> Data provided:
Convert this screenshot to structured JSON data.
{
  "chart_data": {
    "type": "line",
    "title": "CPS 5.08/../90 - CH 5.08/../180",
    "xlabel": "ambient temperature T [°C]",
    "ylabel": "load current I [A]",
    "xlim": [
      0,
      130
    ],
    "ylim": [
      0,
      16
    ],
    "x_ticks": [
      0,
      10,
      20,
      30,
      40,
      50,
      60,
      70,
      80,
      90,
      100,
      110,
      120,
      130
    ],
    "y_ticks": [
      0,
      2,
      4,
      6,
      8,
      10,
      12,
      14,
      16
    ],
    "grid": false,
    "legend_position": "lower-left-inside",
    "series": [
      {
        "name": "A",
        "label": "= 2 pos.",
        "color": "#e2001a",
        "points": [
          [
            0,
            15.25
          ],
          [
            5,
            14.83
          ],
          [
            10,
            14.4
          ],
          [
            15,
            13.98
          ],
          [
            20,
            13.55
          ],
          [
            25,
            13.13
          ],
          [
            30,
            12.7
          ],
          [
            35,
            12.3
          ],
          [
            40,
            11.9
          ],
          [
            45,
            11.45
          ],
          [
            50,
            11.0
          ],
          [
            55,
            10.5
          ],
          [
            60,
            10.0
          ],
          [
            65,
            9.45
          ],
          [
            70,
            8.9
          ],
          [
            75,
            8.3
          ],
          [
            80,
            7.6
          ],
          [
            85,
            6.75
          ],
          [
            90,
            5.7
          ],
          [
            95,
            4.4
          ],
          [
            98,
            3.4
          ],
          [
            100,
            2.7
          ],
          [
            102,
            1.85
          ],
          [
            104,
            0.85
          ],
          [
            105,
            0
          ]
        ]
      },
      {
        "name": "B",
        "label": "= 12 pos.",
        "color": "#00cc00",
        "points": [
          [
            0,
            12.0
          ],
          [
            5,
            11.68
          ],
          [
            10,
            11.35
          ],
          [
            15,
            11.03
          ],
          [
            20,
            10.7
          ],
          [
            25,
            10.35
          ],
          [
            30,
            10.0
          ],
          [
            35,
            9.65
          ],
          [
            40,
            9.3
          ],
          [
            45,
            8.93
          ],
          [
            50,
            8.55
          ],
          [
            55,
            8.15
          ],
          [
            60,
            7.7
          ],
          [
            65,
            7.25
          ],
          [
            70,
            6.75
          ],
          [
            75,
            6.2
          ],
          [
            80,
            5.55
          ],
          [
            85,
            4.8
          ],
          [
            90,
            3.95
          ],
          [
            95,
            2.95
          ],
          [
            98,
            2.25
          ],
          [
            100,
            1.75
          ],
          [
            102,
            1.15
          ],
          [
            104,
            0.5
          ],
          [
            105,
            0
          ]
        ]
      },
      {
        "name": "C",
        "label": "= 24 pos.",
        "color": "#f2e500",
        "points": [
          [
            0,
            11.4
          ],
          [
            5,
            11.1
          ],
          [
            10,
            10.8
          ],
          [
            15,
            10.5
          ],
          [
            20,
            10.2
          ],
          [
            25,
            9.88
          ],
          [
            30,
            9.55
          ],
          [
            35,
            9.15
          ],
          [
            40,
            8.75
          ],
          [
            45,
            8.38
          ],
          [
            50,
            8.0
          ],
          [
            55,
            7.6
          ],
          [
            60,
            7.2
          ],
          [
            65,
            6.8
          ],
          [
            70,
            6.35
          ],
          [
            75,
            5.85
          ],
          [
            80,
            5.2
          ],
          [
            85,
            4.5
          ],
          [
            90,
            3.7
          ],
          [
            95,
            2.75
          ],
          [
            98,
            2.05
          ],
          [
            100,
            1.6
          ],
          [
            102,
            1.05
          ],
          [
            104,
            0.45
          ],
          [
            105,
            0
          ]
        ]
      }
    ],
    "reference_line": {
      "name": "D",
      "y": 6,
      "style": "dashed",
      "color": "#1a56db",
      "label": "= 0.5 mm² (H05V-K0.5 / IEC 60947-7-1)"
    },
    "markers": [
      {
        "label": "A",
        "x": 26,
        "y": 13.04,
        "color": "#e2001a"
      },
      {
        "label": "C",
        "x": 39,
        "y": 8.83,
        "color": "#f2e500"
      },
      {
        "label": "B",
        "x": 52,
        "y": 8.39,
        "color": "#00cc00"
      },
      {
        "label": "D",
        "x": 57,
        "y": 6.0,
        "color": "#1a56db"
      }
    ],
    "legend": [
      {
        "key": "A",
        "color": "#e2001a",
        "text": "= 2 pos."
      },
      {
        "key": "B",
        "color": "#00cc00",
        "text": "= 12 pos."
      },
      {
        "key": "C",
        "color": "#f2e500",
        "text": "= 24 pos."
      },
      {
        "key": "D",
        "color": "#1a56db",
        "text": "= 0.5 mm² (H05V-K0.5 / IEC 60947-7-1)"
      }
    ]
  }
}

> Work to be completed:
Find every line that holds "color" and copy it.

> The completed task:
        "color": "#e2001a",
        "color": "#00cc00",
        "color": "#f2e500",
      "color": "#1a56db",
        "color": "#e2001a"
        "color": "#f2e500"
        "color": "#00cc00"
        "color": "#1a56db"
        "color": "#e2001a",
        "color": "#00cc00",
        "color": "#f2e500",
        "color": "#1a56db",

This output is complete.